WHAT THIS TASK INVOLVES: Throughout the material below, count each line in which the word "Nils" appears, then reply with the count only.

PROVIDED DATA:
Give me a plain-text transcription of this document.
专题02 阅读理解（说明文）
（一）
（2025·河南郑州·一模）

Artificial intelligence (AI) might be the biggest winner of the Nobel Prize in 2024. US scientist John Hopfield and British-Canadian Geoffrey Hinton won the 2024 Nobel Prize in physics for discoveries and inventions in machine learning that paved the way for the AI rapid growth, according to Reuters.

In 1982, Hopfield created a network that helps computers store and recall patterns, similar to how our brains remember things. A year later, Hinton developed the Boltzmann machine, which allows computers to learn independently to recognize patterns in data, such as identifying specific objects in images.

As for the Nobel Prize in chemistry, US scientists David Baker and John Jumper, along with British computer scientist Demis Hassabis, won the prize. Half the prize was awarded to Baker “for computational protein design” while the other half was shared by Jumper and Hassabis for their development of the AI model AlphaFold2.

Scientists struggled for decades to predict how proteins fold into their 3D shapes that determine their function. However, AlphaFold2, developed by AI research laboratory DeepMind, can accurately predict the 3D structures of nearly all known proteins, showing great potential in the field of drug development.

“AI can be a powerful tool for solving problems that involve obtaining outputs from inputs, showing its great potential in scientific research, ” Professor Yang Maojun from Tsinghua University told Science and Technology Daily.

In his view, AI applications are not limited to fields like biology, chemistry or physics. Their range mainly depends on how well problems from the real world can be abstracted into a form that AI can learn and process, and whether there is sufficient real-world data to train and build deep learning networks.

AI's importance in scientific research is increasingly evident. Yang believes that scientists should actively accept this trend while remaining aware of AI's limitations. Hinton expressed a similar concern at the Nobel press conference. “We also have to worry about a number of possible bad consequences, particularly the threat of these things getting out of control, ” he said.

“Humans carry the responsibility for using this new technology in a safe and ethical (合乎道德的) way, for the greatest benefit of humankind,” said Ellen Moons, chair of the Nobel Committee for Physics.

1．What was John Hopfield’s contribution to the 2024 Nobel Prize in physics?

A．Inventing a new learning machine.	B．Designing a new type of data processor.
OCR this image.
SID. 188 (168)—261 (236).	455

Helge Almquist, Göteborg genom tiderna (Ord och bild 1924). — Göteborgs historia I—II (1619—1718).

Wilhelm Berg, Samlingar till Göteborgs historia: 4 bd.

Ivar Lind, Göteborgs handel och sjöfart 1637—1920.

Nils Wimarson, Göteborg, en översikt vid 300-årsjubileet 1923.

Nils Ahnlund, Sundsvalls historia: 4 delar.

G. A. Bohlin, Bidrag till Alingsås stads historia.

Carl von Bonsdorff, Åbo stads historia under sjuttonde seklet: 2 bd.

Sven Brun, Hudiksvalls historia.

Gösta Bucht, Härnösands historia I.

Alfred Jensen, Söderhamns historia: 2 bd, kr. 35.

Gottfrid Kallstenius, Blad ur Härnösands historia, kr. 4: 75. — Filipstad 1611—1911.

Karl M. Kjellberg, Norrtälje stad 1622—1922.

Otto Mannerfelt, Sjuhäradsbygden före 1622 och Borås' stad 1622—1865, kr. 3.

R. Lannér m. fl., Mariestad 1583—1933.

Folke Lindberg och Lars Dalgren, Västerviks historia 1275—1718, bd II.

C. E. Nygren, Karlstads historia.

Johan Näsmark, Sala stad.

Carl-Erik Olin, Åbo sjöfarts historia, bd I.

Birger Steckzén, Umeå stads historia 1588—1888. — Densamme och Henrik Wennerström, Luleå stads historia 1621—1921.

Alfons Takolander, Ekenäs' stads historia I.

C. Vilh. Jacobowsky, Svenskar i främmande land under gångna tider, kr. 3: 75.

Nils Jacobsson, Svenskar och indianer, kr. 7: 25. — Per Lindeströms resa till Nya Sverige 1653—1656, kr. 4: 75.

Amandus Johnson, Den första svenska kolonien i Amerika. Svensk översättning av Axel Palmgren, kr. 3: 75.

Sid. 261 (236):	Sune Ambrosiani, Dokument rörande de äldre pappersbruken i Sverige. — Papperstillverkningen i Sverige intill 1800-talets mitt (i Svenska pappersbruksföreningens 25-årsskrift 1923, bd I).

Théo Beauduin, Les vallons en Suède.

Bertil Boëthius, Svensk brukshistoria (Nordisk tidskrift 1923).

ANSWER SECTION: 3